Objective →
Retype all of the data. Every line must match exactly.

Records for processing →
╭──

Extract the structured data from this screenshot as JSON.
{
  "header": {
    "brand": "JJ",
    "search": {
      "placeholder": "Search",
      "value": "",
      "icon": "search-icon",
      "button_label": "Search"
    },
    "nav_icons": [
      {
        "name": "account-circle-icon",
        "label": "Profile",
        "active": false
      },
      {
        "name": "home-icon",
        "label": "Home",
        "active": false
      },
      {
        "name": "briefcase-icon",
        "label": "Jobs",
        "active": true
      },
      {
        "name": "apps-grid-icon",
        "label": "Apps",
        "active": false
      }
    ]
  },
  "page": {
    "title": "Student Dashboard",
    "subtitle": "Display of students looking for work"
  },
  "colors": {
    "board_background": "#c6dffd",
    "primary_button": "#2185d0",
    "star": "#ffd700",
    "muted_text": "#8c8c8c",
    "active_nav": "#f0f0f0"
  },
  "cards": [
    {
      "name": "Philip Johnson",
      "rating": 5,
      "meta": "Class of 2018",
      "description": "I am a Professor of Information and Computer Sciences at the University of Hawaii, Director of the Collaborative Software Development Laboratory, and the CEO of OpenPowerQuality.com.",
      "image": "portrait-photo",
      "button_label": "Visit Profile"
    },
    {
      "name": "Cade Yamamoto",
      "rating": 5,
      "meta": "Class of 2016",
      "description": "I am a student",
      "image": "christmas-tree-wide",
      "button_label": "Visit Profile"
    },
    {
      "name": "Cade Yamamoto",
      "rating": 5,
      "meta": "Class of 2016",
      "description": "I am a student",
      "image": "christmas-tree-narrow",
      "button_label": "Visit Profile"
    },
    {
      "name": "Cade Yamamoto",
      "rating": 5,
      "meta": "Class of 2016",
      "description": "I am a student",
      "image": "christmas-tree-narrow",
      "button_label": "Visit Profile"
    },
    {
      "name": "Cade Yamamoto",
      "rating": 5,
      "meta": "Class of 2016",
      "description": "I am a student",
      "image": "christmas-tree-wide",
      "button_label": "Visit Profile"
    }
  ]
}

╰──

Output for this task →
Extract the structured data from this screenshot as JSON.
{
  "header": {
    "brand": "JJ",
    "search": {
      "placeholder": "Search",
      "value": "",
      "icon": "search-icon",
      "button_label": "Search"
    },
    "nav_icons": [
      {
        "name": "account-circle-icon",
        "label": "Profile",
        "active": false
      },
      {
        "name": "home-icon",
        "label": "Home",
        "active": false
      },
      {
        "name": "briefcase-icon",
        "label": "Jobs",
        "active": true
      },
      {
        "name": "apps-grid-icon",
        "label": "Apps",
        "active": false
      }
    ]
  },
  "page": {
    "title": "Student Dashboard",
    "subtitle": "Display of students looking for work"
  },
  "colors": {
    "board_background": "#c6dffd",
    "primary_button": "#2185d0",
    "star": "#ffd700",
    "muted_text": "#8c8c8c",
    "active_nav": "#f0f0f0"
  },
  "cards": [
    {
      "name": "Philip Johnson",
      "rating": 5,
      "meta": "Class of 2018",
      "description": "I am a Professor of Information and Computer Sciences at the University of Hawaii, Director of the Collaborative Software Development Laboratory, and the CEO of OpenPowerQuality.com.",
      "image": "portrait-photo",
      "button_label": "Visit Profile"
    },
    {
      "name": "Cade Yamamoto",
      "rating": 5,
      "meta": "Class of 2016",
      "description": "I am a student",
      "image": "christmas-tree-wide",
      "button_label": "Visit Profile"
    },
    {
      "name": "Cade Yamamoto",
      "rating": 5,
      "meta": "Class of 2016",
      "description": "I am a student",
      "image": "christmas-tree-narrow",
      "button_label": "Visit Profile"
    },
    {
      "name": "Cade Yamamoto",
      "rating": 5,
      "meta": "Class of 2016",
      "description": "I am a student",
      "image": "christmas-tree-narrow",
      "button_label": "Visit Profile"
    },
    {
      "name": "Cade Yamamoto",
      "rating": 5,
      "meta": "Class of 2016",
      "description": "I am a student",
      "image": "christmas-tree-wide",
      "button_label": "Visit Profile"
    }
  ]
}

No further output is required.